BRIEF: Select the lines that hold the word "WARNING" and copy each one.

Data entries:
----------
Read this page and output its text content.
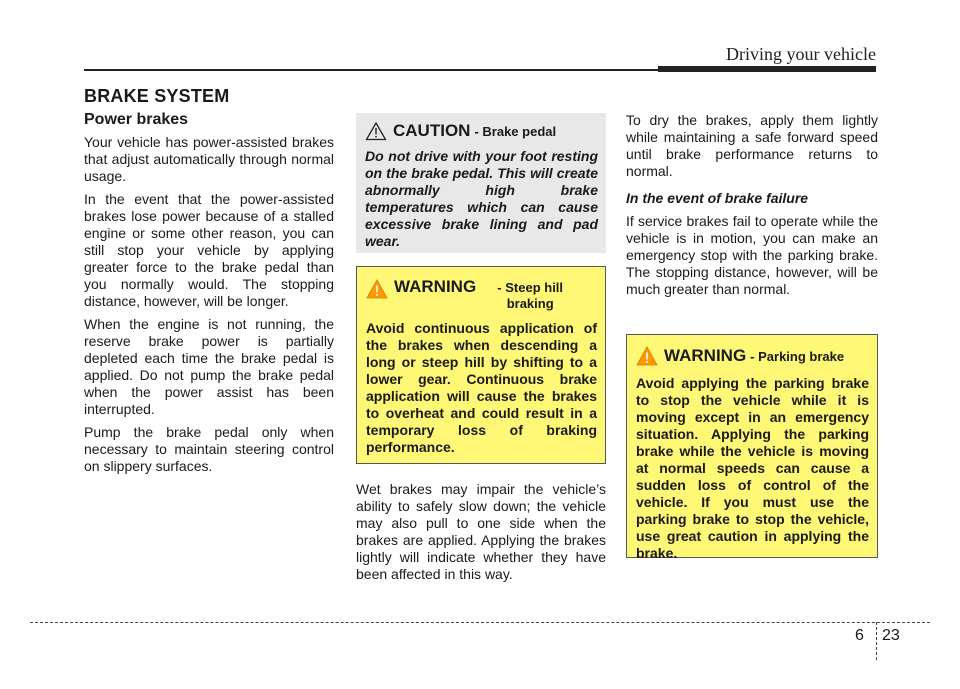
Driving your vehicle
BRAKE SYSTEM
Power brakes

Your vehicle has power-assisted brakes that adjust automatically through normal usage.

In the event that the power-assisted brakes lose power because of a stalled engine or some other reason, you can still stop your vehicle by applying greater force to the brake pedal than you normally would. The stopping distance, however, will be longer.

When the engine is not running, the reserve brake power is partially depleted each time the brake pedal is applied. Do not pump the brake pedal when the power assist has been interrupted.

Pump the brake pedal only when necessary to maintain steering control on slippery surfaces.

CAUTION - Brake pedal
Do not drive with your foot resting on the brake pedal. This will create abnormally high brake temperatures which can cause excessive brake lining and pad wear.
WARNING	- Steep hill braking
Avoid continuous application of the brakes when descending a long or steep hill by shifting to a lower gear. Continuous brake application will cause the brakes to overheat and could result in a temporary loss of braking performance.
Wet brakes may impair the vehicle’s ability to safely slow down; the vehicle may also pull to one side when the brakes are applied. Applying the brakes lightly will indicate whether they have been affected in this way.

To dry the brakes, apply them lightly while maintaining a safe forward speed until brake performance returns to normal.

In the event of brake failure

If service brakes fail to operate while the vehicle is in motion, you can make an emergency stop with the parking brake. The stopping distance, however, will be much greater than normal.

WARNING - Parking brake
Avoid applying the parking brake to stop the vehicle while it is moving except in an emergency situation. Applying the parking brake while the vehicle is moving at normal speeds can cause a sudden loss of control of the vehicle. If you must use the parking brake to stop the vehicle, use great caution in applying the brake.
6 23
----------
FINISHED EXERCISE:
WARNING	- Steep hill braking
WARNING - Parking brake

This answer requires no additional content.